Goal
Could you transcribe the material below exactly, without leaving out a single line?

Data lines
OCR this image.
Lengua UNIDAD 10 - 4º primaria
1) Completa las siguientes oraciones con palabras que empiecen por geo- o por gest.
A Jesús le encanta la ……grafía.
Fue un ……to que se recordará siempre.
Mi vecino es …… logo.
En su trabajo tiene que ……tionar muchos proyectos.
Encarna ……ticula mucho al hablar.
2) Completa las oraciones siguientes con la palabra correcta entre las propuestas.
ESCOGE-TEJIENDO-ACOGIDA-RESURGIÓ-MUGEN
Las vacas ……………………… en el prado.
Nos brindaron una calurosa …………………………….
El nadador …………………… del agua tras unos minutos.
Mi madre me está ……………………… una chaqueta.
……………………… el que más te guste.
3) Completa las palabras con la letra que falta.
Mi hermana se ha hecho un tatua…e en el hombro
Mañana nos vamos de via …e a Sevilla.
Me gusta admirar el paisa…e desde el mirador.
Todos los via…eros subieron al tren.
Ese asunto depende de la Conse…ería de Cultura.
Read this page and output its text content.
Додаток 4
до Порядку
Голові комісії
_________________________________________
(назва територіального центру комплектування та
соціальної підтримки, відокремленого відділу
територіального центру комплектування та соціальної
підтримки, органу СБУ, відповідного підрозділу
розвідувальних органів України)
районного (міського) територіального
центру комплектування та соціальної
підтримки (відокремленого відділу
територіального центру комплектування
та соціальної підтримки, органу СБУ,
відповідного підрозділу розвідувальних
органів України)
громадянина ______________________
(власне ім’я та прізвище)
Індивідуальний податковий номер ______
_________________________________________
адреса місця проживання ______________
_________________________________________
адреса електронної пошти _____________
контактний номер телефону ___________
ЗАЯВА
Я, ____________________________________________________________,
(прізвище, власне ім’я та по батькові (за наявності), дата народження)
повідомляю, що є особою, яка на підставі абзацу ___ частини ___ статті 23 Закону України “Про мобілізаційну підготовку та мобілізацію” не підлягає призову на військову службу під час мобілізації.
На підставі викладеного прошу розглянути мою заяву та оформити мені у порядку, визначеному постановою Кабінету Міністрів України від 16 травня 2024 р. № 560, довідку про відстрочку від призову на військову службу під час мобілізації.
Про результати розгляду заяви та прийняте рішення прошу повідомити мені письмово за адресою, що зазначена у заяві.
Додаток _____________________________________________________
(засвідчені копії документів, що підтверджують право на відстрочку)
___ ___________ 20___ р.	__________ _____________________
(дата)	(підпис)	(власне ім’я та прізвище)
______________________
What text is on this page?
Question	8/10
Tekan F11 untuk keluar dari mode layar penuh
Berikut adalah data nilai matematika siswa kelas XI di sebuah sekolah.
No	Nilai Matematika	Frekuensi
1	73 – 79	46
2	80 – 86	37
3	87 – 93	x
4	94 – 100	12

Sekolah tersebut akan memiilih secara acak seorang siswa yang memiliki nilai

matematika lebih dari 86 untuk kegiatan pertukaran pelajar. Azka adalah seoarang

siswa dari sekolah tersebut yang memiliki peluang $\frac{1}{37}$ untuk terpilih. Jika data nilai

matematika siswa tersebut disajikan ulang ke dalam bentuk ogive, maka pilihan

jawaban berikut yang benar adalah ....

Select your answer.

Response to this task
OCR this image.
Lengua UNIDAD 10 - 4º primaria
1) Completa las siguientes oraciones con palabras que empiecen por geo- o por gest.
A Jesús le encanta la ……grafía.
Fue un ……to que se recordará siempre.
Mi vecino es …… logo.
En su trabajo tiene que ……tionar muchos proyectos.
Encarna ……ticula mucho al hablar.
2) Completa las oraciones siguientes con la palabra correcta entre las propuestas.
ESCOGE-TEJIENDO-ACOGIDA-RESURGIÓ-MUGEN
Las vacas ……………………… en el prado.
Nos brindaron una calurosa …………………………….
El nadador …………………… del agua tras unos minutos.
Mi madre me está ……………………… una chaqueta.
……………………… el que más te guste.
3) Completa las palabras con la letra que falta.
Mi hermana se ha hecho un tatua…e en el hombro
Mañana nos vamos de via …e a Sevilla.
Me gusta admirar el paisa…e desde el mirador.
Todos los via…eros subieron al tren.
Ese asunto depende de la Conse…ería de Cultura.
Read this page and output its text content.
Додаток 4
до Порядку
Голові комісії
_________________________________________
(назва територіального центру комплектування та
соціальної підтримки, відокремленого відділу
територіального центру комплектування та соціальної
підтримки, органу СБУ, відповідного підрозділу
розвідувальних органів України)
районного (міського) територіального
центру комплектування та соціальної
підтримки (відокремленого відділу
територіального центру комплектування
та соціальної підтримки, органу СБУ,
відповідного підрозділу розвідувальних
органів України)
громадянина ______________________
(власне ім’я та прізвище)
Індивідуальний податковий номер ______
_________________________________________
адреса місця проживання ______________
_________________________________________
адреса електронної пошти _____________
контактний номер телефону ___________
ЗАЯВА
Я, ____________________________________________________________,
(прізвище, власне ім’я та по батькові (за наявності), дата народження)
повідомляю, що є особою, яка на підставі абзацу ___ частини ___ статті 23 Закону України “Про мобілізаційну підготовку та мобілізацію” не підлягає призову на військову службу під час мобілізації.
На підставі викладеного прошу розглянути мою заяву та оформити мені у порядку, визначеному постановою Кабінету Міністрів України від 16 травня 2024 р. № 560, довідку про відстрочку від призову на військову службу під час мобілізації.
Про результати розгляду заяви та прийняте рішення прошу повідомити мені письмово за адресою, що зазначена у заяві.
Додаток _____________________________________________________
(засвідчені копії документів, що підтверджують право на відстрочку)
___ ___________ 20___ р.	__________ _____________________
(дата)	(підпис)	(власне ім’я та прізвище)
______________________
What text is on this page?
Question	8/10
Tekan F11 untuk keluar dari mode layar penuh
Berikut adalah data nilai matematika siswa kelas XI di sebuah sekolah.
No	Nilai Matematika	Frekuensi
1	73 – 79	46
2	80 – 86	37
3	87 – 93	x
4	94 – 100	12

Sekolah tersebut akan memiilih secara acak seorang siswa yang memiliki nilai

matematika lebih dari 86 untuk kegiatan pertukaran pelajar. Azka adalah seoarang

siswa dari sekolah tersebut yang memiliki peluang $\frac{1}{37}$ untuk terpilih. Jika data nilai

matematika siswa tersebut disajikan ulang ke dalam bentuk ogive, maka pilihan

jawaban berikut yang benar adalah ....

Select your answer.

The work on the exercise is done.